Set exercise = Every line that includes the word "Amiata" is to be listed.

Exercise data =
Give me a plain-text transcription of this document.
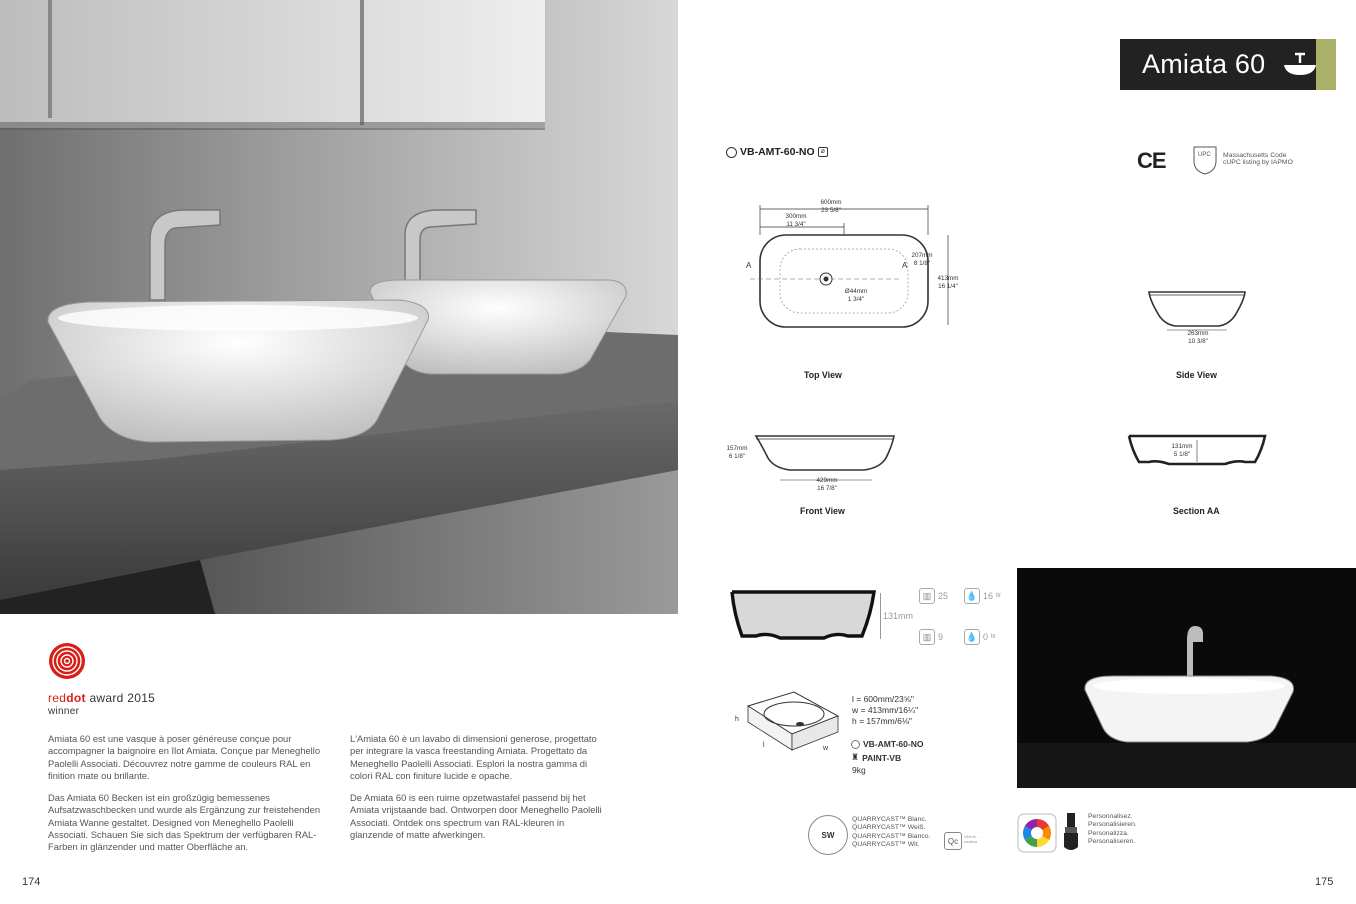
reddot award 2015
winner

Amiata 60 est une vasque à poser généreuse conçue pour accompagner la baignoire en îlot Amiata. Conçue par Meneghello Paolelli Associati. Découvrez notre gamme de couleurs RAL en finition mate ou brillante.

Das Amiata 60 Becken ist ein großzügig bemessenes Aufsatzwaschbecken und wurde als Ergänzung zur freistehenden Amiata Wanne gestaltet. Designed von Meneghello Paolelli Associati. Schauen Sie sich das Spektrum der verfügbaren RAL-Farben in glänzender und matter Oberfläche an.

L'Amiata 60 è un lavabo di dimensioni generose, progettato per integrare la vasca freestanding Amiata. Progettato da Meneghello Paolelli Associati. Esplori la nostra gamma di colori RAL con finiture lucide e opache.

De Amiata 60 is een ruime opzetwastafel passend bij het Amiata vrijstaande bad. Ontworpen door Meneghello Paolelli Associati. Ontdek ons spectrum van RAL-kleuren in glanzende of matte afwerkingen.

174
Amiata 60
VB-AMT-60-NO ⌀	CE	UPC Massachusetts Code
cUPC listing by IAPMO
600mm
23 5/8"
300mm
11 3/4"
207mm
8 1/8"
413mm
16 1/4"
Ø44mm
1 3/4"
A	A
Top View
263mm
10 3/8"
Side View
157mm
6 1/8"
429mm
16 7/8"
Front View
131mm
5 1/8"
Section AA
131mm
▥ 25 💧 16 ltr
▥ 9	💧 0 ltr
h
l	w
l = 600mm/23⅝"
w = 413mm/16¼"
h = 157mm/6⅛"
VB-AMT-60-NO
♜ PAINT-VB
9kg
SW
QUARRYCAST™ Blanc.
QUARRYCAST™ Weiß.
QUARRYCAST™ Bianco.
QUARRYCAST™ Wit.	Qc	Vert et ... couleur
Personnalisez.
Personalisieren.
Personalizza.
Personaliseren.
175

Worked answer =
Amiata 60 est une vasque à poser généreuse conçue pour accompagner la baignoire en îlot Amiata. Conçue par Meneghello Paolelli Associati. Découvrez notre gamme de couleurs RAL en finition mate ou brillante.
Das Amiata 60 Becken ist ein großzügig bemessenes Aufsatzwaschbecken und wurde als Ergänzung zur freistehenden Amiata Wanne gestaltet. Designed von Meneghello Paolelli Associati. Schauen Sie sich das Spektrum der verfügbaren RAL-Farben in glänzender und matter Oberfläche an.
L'Amiata 60 è un lavabo di dimensioni generose, progettato per integrare la vasca freestanding Amiata. Progettato da Meneghello Paolelli Associati. Esplori la nostra gamma di colori RAL con finiture lucide e opache.
De Amiata 60 is een ruime opzetwastafel passend bij het Amiata vrijstaande bad. Ontworpen door Meneghello Paolelli Associati. Ontdek ons spectrum van RAL-kleuren in glanzende of matte afwerkingen.
Amiata 60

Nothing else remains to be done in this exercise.